• [PROBLEM REQUIREMENTS]: Reproduce every entry exactly as shown.

— Start of TASK INPUT —

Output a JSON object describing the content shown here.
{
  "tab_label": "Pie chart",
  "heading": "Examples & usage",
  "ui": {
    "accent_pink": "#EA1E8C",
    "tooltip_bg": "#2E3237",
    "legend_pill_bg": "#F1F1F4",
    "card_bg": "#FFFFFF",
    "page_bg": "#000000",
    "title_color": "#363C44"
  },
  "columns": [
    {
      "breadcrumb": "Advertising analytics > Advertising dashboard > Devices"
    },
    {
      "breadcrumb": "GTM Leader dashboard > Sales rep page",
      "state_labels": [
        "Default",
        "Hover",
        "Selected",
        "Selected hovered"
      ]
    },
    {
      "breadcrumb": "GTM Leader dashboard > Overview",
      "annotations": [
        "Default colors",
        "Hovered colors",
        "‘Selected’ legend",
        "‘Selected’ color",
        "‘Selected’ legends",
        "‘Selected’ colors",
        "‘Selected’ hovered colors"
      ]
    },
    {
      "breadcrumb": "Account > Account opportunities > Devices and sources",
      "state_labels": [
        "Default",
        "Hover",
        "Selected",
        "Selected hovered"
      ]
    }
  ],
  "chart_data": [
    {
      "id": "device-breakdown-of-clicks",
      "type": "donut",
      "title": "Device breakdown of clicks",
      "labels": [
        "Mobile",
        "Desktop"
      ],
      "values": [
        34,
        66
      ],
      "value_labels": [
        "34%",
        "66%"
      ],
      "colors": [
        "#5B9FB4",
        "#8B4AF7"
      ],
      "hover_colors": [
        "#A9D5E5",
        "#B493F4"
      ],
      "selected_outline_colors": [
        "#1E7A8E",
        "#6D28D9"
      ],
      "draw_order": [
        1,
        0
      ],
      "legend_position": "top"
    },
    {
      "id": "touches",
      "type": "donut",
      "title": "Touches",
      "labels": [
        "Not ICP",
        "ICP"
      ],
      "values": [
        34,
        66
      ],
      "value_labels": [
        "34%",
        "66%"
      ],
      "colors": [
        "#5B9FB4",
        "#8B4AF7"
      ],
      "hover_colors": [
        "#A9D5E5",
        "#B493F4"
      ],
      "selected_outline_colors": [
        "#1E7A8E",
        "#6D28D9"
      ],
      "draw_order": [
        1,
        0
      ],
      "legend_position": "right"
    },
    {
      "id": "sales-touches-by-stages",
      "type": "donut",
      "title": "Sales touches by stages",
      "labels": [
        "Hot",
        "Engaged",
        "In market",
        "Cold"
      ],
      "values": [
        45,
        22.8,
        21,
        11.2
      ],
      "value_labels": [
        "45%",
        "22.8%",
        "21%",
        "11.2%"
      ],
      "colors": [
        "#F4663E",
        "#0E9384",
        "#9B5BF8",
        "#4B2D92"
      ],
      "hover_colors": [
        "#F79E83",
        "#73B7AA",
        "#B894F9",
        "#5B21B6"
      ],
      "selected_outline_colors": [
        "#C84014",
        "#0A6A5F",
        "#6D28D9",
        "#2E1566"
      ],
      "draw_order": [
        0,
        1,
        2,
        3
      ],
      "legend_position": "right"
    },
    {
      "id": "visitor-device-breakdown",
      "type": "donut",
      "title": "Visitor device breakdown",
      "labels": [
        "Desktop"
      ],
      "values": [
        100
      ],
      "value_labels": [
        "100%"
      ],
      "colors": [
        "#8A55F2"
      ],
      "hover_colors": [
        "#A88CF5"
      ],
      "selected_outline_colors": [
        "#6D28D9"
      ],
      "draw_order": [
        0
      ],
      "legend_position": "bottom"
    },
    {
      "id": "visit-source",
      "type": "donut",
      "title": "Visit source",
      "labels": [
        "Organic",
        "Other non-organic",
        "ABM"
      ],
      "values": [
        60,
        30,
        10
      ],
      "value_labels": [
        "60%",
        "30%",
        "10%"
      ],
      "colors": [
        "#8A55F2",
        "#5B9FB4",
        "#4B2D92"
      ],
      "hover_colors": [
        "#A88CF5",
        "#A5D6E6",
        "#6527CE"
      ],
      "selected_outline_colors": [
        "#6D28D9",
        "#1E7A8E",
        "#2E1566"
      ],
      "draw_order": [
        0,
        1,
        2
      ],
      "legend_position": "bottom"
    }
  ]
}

— End of TASK INPUT —

• [WORKED SOLUTION]:
Output a JSON object describing the content shown here.
{
  "tab_label": "Pie chart",
  "heading": "Examples & usage",
  "ui": {
    "accent_pink": "#EA1E8C",
    "tooltip_bg": "#2E3237",
    "legend_pill_bg": "#F1F1F4",
    "card_bg": "#FFFFFF",
    "page_bg": "#000000",
    "title_color": "#363C44"
  },
  "columns": [
    {
      "breadcrumb": "Advertising analytics > Advertising dashboard > Devices"
    },
    {
      "breadcrumb": "GTM Leader dashboard > Sales rep page",
      "state_labels": [
        "Default",
        "Hover",
        "Selected",
        "Selected hovered"
      ]
    },
    {
      "breadcrumb": "GTM Leader dashboard > Overview",
      "annotations": [
        "Default colors",
        "Hovered colors",
        "‘Selected’ legend",
        "‘Selected’ color",
        "‘Selected’ legends",
        "‘Selected’ colors",
        "‘Selected’ hovered colors"
      ]
    },
    {
      "breadcrumb": "Account > Account opportunities > Devices and sources",
      "state_labels": [
        "Default",
        "Hover",
        "Selected",
        "Selected hovered"
      ]
    }
  ],
  "chart_data": [
    {
      "id": "device-breakdown-of-clicks",
      "type": "donut",
      "title": "Device breakdown of clicks",
      "labels": [
        "Mobile",
        "Desktop"
      ],
      "values": [
        34,
        66
      ],
      "value_labels": [
        "34%",
        "66%"
      ],
      "colors": [
        "#5B9FB4",
        "#8B4AF7"
      ],
      "hover_colors": [
        "#A9D5E5",
        "#B493F4"
      ],
      "selected_outline_colors": [
        "#1E7A8E",
        "#6D28D9"
      ],
      "draw_order": [
        1,
        0
      ],
      "legend_position": "top"
    },
    {
      "id": "touches",
      "type": "donut",
      "title": "Touches",
      "labels": [
        "Not ICP",
        "ICP"
      ],
      "values": [
        34,
        66
      ],
      "value_labels": [
        "34%",
        "66%"
      ],
      "colors": [
        "#5B9FB4",
        "#8B4AF7"
      ],
      "hover_colors": [
        "#A9D5E5",
        "#B493F4"
      ],
      "selected_outline_colors": [
        "#1E7A8E",
        "#6D28D9"
      ],
      "draw_order": [
        1,
        0
      ],
      "legend_position": "right"
    },
    {
      "id": "sales-touches-by-stages",
      "type": "donut",
      "title": "Sales touches by stages",
      "labels": [
        "Hot",
        "Engaged",
        "In market",
        "Cold"
      ],
      "values": [
        45,
        22.8,
        21,
        11.2
      ],
      "value_labels": [
        "45%",
        "22.8%",
        "21%",
        "11.2%"
      ],
      "colors": [
        "#F4663E",
        "#0E9384",
        "#9B5BF8",
        "#4B2D92"
      ],
      "hover_colors": [
        "#F79E83",
        "#73B7AA",
        "#B894F9",
        "#5B21B6"
      ],
      "selected_outline_colors": [
        "#C84014",
        "#0A6A5F",
        "#6D28D9",
        "#2E1566"
      ],
      "draw_order": [
        0,
        1,
        2,
        3
      ],
      "legend_position": "right"
    },
    {
      "id": "visitor-device-breakdown",
      "type": "donut",
      "title": "Visitor device breakdown",
      "labels": [
        "Desktop"
      ],
      "values": [
        100
      ],
      "value_labels": [
        "100%"
      ],
      "colors": [
        "#8A55F2"
      ],
      "hover_colors": [
        "#A88CF5"
      ],
      "selected_outline_colors": [
        "#6D28D9"
      ],
      "draw_order": [
        0
      ],
      "legend_position": "bottom"
    },
    {
      "id": "visit-source",
      "type": "donut",
      "title": "Visit source",
      "labels": [
        "Organic",
        "Other non-organic",
        "ABM"
      ],
      "values": [
        60,
        30,
        10
      ],
      "value_labels": [
        "60%",
        "30%",
        "10%"
      ],
      "colors": [
        "#8A55F2",
        "#5B9FB4",
        "#4B2D92"
      ],
      "hover_colors": [
        "#A88CF5",
        "#A5D6E6",
        "#6527CE"
      ],
      "selected_outline_colors": [
        "#6D28D9",
        "#1E7A8E",
        "#2E1566"
      ],
      "draw_order": [
        0,
        1,
        2
      ],
      "legend_position": "bottom"
    }
  ]
}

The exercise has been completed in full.